OBJECTIVE ->
Pull out every line containing the string "Yields".

(Data extracted from a collection)
________________________________________
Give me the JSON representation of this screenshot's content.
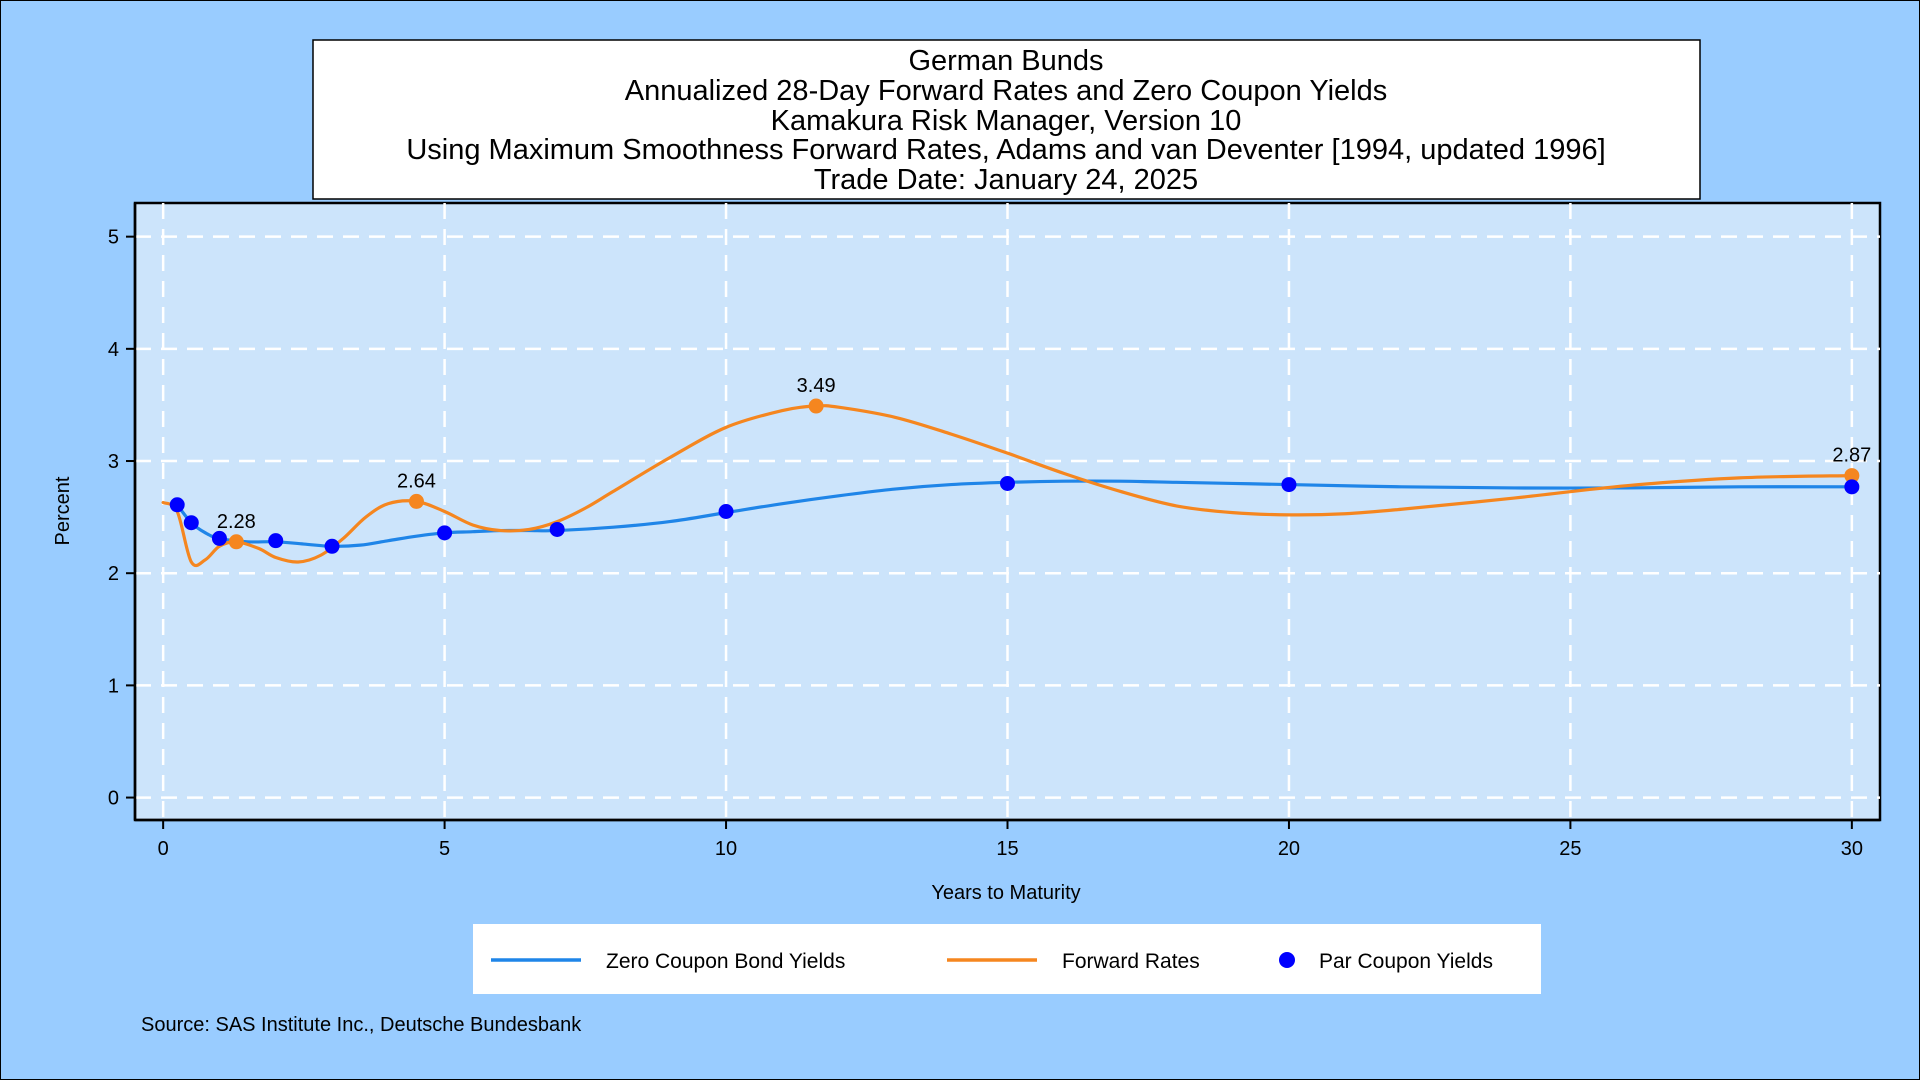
{
  "title_lines": [
    "German Bunds",
    "Annualized 28-Day Forward Rates and Zero Coupon Yields",
    "Kamakura Risk Manager, Version 10",
    "Using Maximum Smoothness Forward Rates, Adams and van Deventer [1994, updated 1996]",
    "Trade Date: January 24, 2025"
  ],
  "source": "Source: SAS Institute Inc., Deutsche Bundesbank",
  "colors": {
    "background": "#99ccff",
    "plot_area": "#cce4fb",
    "zero_coupon": "#1f85e8",
    "forward": "#f5861f",
    "par": "#0000ff"
  },
  "chart_data": {
    "type": "line",
    "xlabel": "Years to Maturity",
    "ylabel": "Percent",
    "xlim": [
      -0.5,
      30.5
    ],
    "ylim": [
      -0.2,
      5.3
    ],
    "xticks": [
      0,
      5,
      10,
      15,
      20,
      25,
      30
    ],
    "yticks": [
      0,
      1,
      2,
      3,
      4,
      5
    ],
    "grid": true,
    "legend_position": "bottom",
    "series": [
      {
        "name": "Zero Coupon Bond Yields",
        "kind": "line",
        "color": "#1f85e8",
        "x": [
          0.25,
          0.5,
          0.75,
          1,
          1.5,
          2,
          2.5,
          3,
          3.5,
          4,
          4.5,
          5,
          5.5,
          6,
          6.5,
          7,
          8,
          9,
          10,
          11,
          12,
          13,
          14,
          15,
          16,
          17,
          18,
          19,
          20,
          22,
          24,
          26,
          28,
          30
        ],
        "y": [
          2.61,
          2.45,
          2.36,
          2.31,
          2.28,
          2.28,
          2.26,
          2.24,
          2.25,
          2.29,
          2.33,
          2.36,
          2.37,
          2.38,
          2.38,
          2.38,
          2.41,
          2.46,
          2.54,
          2.62,
          2.69,
          2.75,
          2.79,
          2.81,
          2.82,
          2.82,
          2.81,
          2.8,
          2.79,
          2.77,
          2.76,
          2.76,
          2.77,
          2.77
        ]
      },
      {
        "name": "Forward Rates",
        "kind": "line",
        "color": "#f5861f",
        "x": [
          0,
          0.25,
          0.5,
          0.75,
          1,
          1.3,
          1.7,
          2,
          2.4,
          2.8,
          3.2,
          3.6,
          4,
          4.5,
          5,
          5.5,
          6,
          6.5,
          7,
          7.5,
          8,
          9,
          10,
          11,
          11.6,
          12,
          13,
          14,
          15,
          16,
          17,
          18,
          19,
          20,
          21,
          22,
          24,
          26,
          28,
          30
        ],
        "y": [
          2.63,
          2.55,
          2.1,
          2.12,
          2.24,
          2.28,
          2.22,
          2.14,
          2.1,
          2.16,
          2.31,
          2.5,
          2.62,
          2.64,
          2.55,
          2.43,
          2.38,
          2.39,
          2.46,
          2.58,
          2.73,
          3.03,
          3.3,
          3.45,
          3.49,
          3.48,
          3.39,
          3.24,
          3.07,
          2.89,
          2.73,
          2.6,
          2.54,
          2.52,
          2.53,
          2.57,
          2.67,
          2.78,
          2.85,
          2.87
        ]
      },
      {
        "name": "Par Coupon Yields",
        "kind": "scatter",
        "color": "#0000ff",
        "x": [
          0.25,
          0.5,
          1,
          2,
          3,
          5,
          7,
          10,
          15,
          20,
          30
        ],
        "y": [
          2.61,
          2.45,
          2.31,
          2.29,
          2.24,
          2.36,
          2.39,
          2.55,
          2.8,
          2.79,
          2.77
        ]
      }
    ],
    "forward_markers": {
      "x": [
        1.3,
        4.5,
        11.6,
        30
      ],
      "y": [
        2.28,
        2.64,
        3.49,
        2.87
      ]
    },
    "annotations": [
      {
        "x": 1.3,
        "y": 2.28,
        "text": "2.28"
      },
      {
        "x": 4.5,
        "y": 2.64,
        "text": "2.64"
      },
      {
        "x": 11.6,
        "y": 3.49,
        "text": "3.49"
      },
      {
        "x": 30,
        "y": 2.87,
        "text": "2.87"
      }
    ]
  }
}
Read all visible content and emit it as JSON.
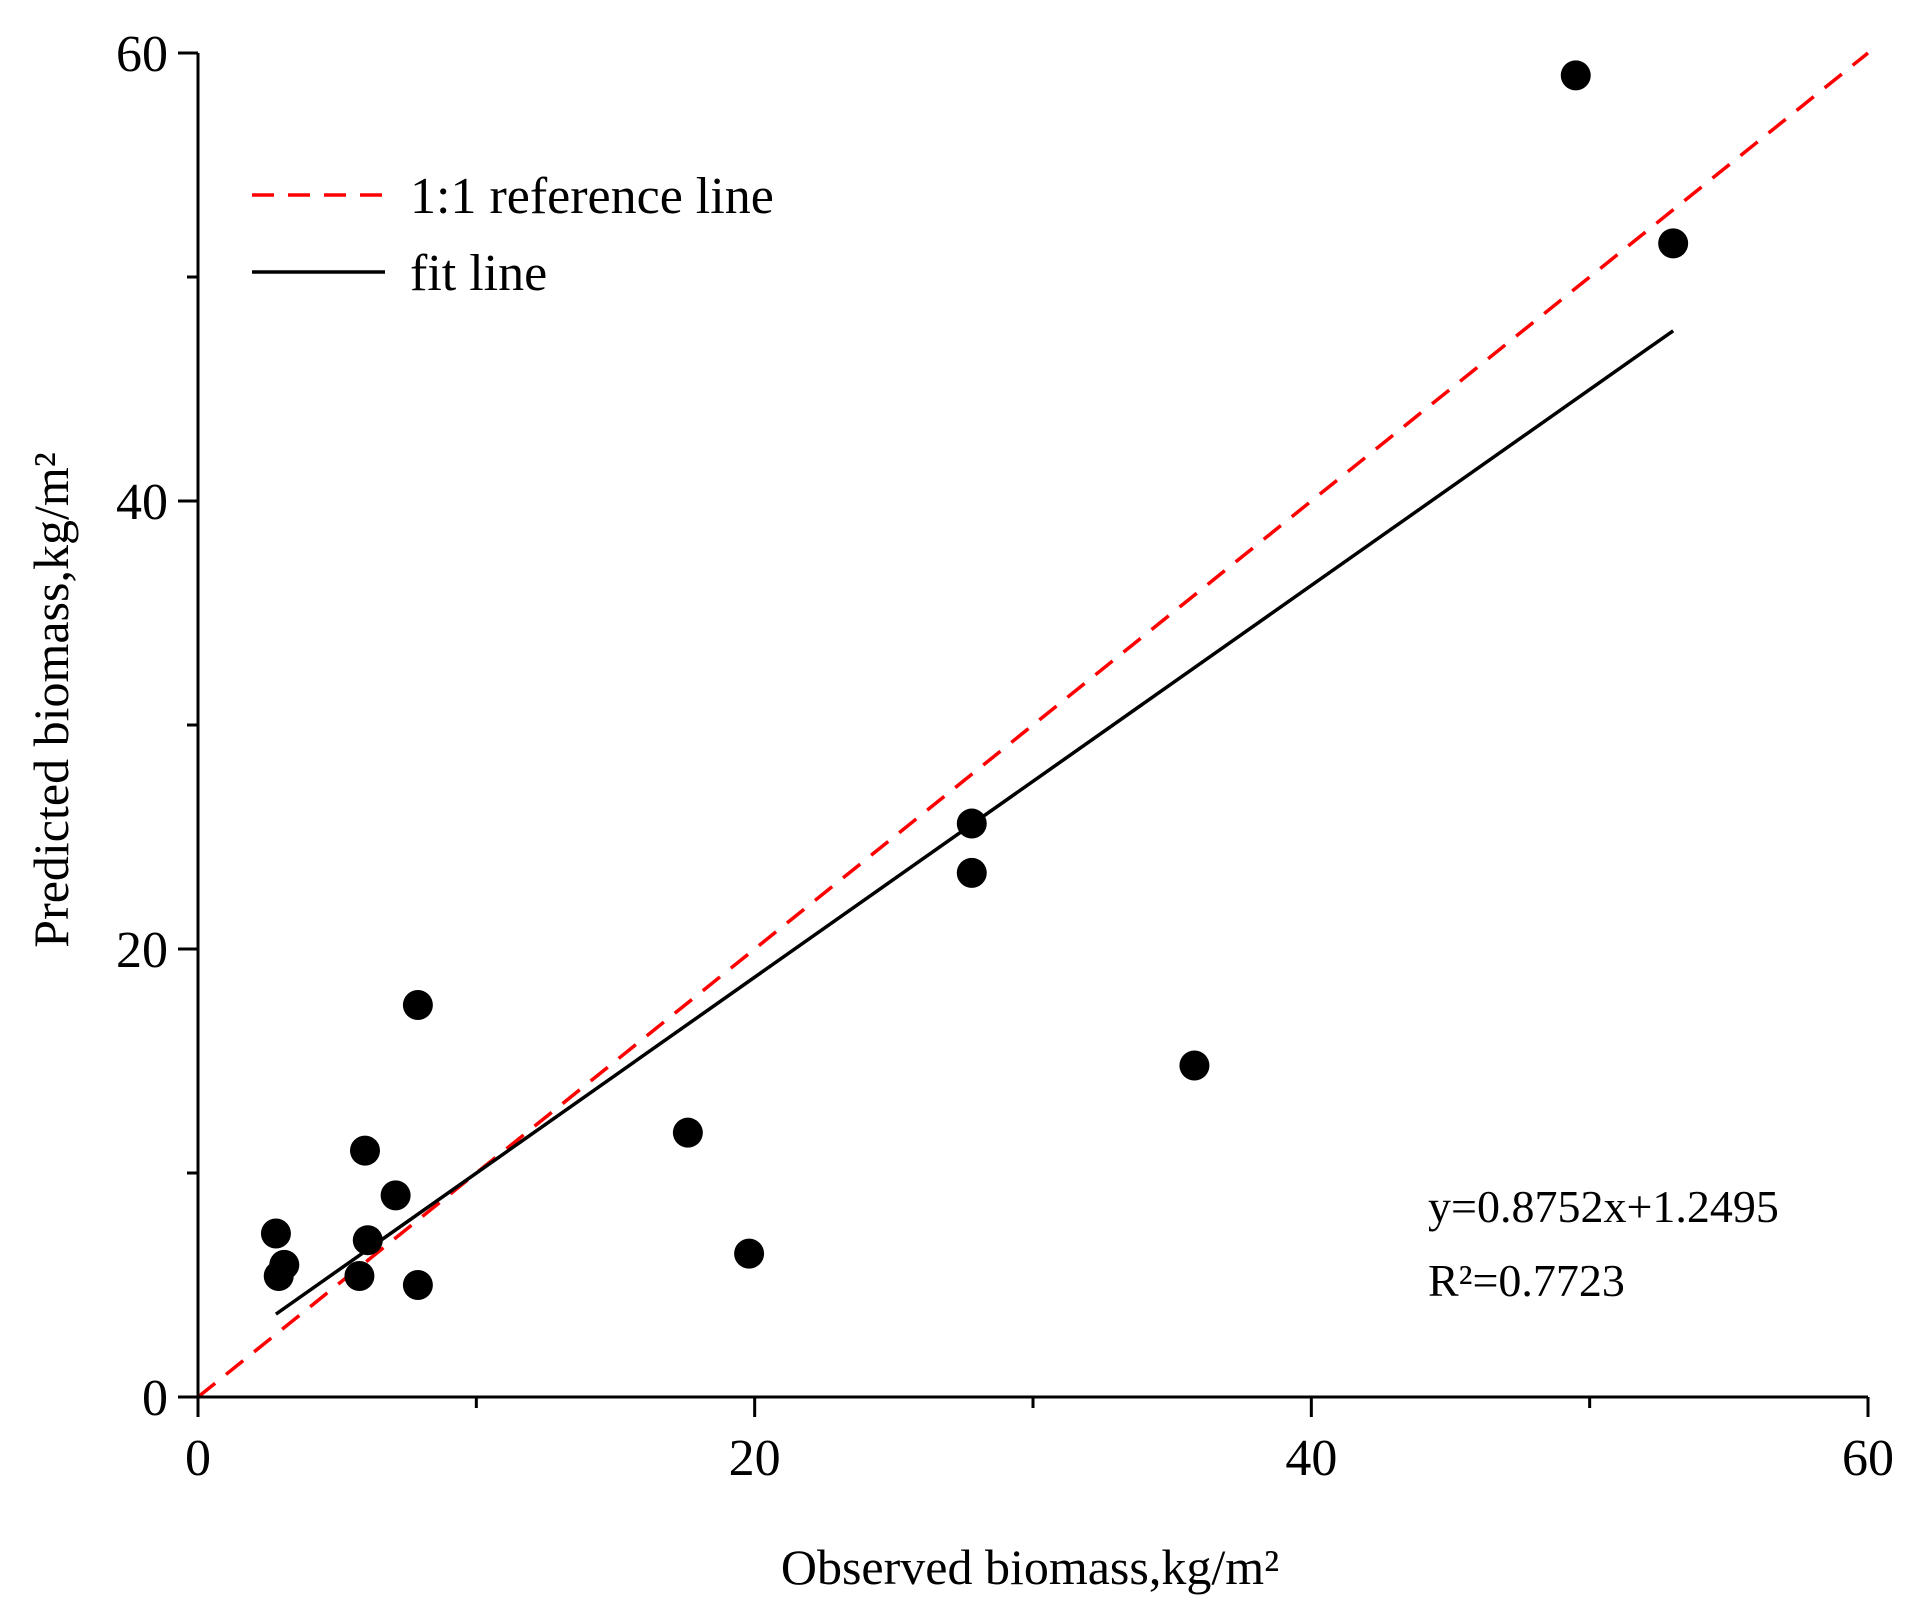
{
  "chart_data": {
    "type": "scatter",
    "title": "",
    "xlabel": "Observed biomass,kg/m²",
    "ylabel": "Predicted biomass,kg/m²",
    "xlim": [
      0,
      60
    ],
    "ylim": [
      0,
      60
    ],
    "xticks": [
      0,
      20,
      40,
      60
    ],
    "yticks": [
      0,
      20,
      40,
      60
    ],
    "x_minor_ticks": [
      10,
      30,
      50
    ],
    "y_minor_ticks": [
      10,
      30,
      50
    ],
    "grid": false,
    "legend_position": "top-left",
    "series": [
      {
        "name": "observations",
        "kind": "points",
        "color": "#000000",
        "points": [
          [
            2.8,
            7.3
          ],
          [
            3.1,
            5.9
          ],
          [
            2.9,
            5.4
          ],
          [
            5.8,
            5.4
          ],
          [
            6.0,
            11.0
          ],
          [
            6.1,
            7.0
          ],
          [
            7.1,
            9.0
          ],
          [
            7.9,
            17.5
          ],
          [
            7.9,
            5.0
          ],
          [
            17.6,
            11.8
          ],
          [
            19.8,
            6.4
          ],
          [
            27.8,
            25.6
          ],
          [
            27.8,
            23.4
          ],
          [
            35.8,
            14.8
          ],
          [
            49.5,
            59.0
          ],
          [
            53.0,
            51.5
          ]
        ]
      },
      {
        "name": "1:1 reference line",
        "kind": "line",
        "style": "dashed",
        "color": "#ff0000",
        "x": [
          0,
          60
        ],
        "y": [
          0,
          60
        ]
      },
      {
        "name": "fit line",
        "kind": "line",
        "style": "solid",
        "color": "#000000",
        "x": [
          2.8,
          53.0
        ],
        "y": [
          3.7,
          47.6
        ]
      }
    ],
    "legend": [
      "1:1 reference line",
      "fit line"
    ],
    "annotations": {
      "equation": "y=0.8752x+1.2495",
      "r_squared": "R²=0.7723"
    }
  }
}
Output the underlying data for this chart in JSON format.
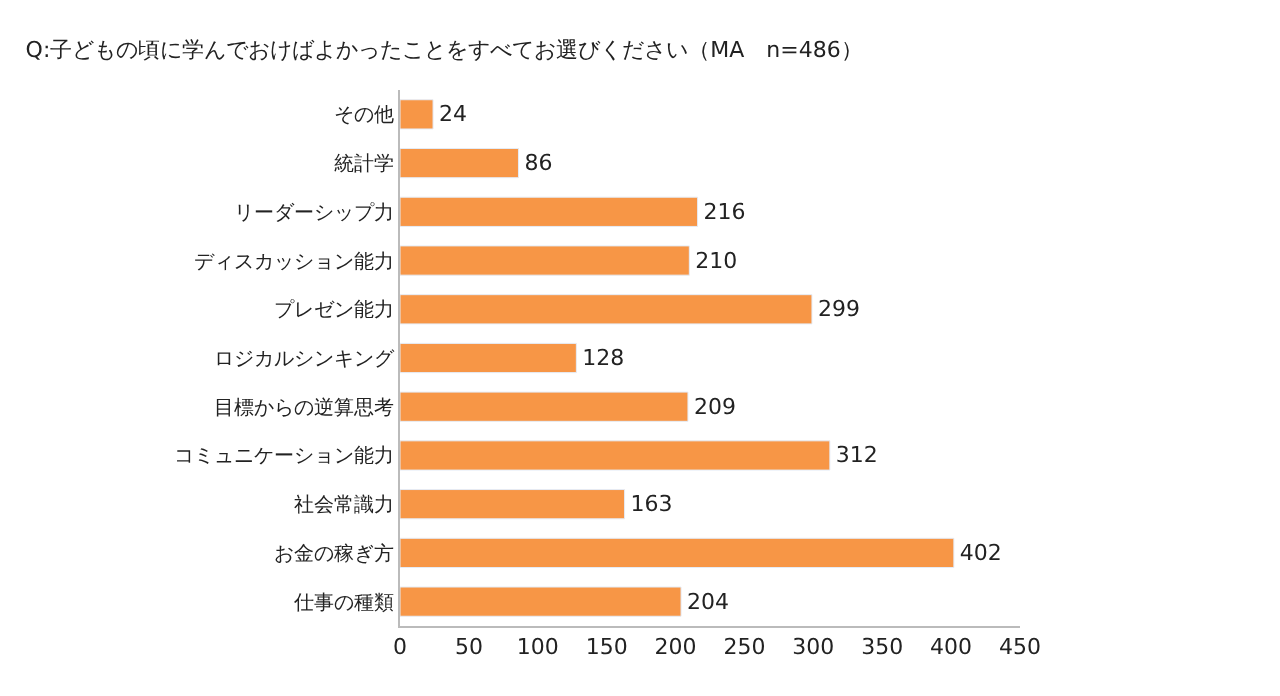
{
  "chart_data": {
    "type": "bar",
    "orientation": "horizontal",
    "title": "Q:子どもの頃に学んでおけばよかったことをすべてお選びください（MA　n=486）",
    "categories": [
      "その他",
      "統計学",
      "リーダーシップ力",
      "ディスカッション能力",
      "プレゼン能力",
      "ロジカルシンキング",
      "目標からの逆算思考",
      "コミュニケーション能力",
      "社会常識力",
      "お金の稼ぎ方",
      "仕事の種類"
    ],
    "values": [
      24,
      86,
      216,
      210,
      299,
      128,
      209,
      312,
      163,
      402,
      204
    ],
    "color": "#f79646",
    "data_labels": true,
    "xlim": [
      0,
      450
    ],
    "xticks": [
      0,
      50,
      100,
      150,
      200,
      250,
      300,
      350,
      400,
      450
    ],
    "grid": false,
    "legend": false
  }
}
________________________________________
TASK OUTPUT ->
    "Annualized 28-Day Forward Rates and Zero Coupon Yields",
        "name": "Zero Coupon Bond Yields",
        "name": "Par Coupon Yields",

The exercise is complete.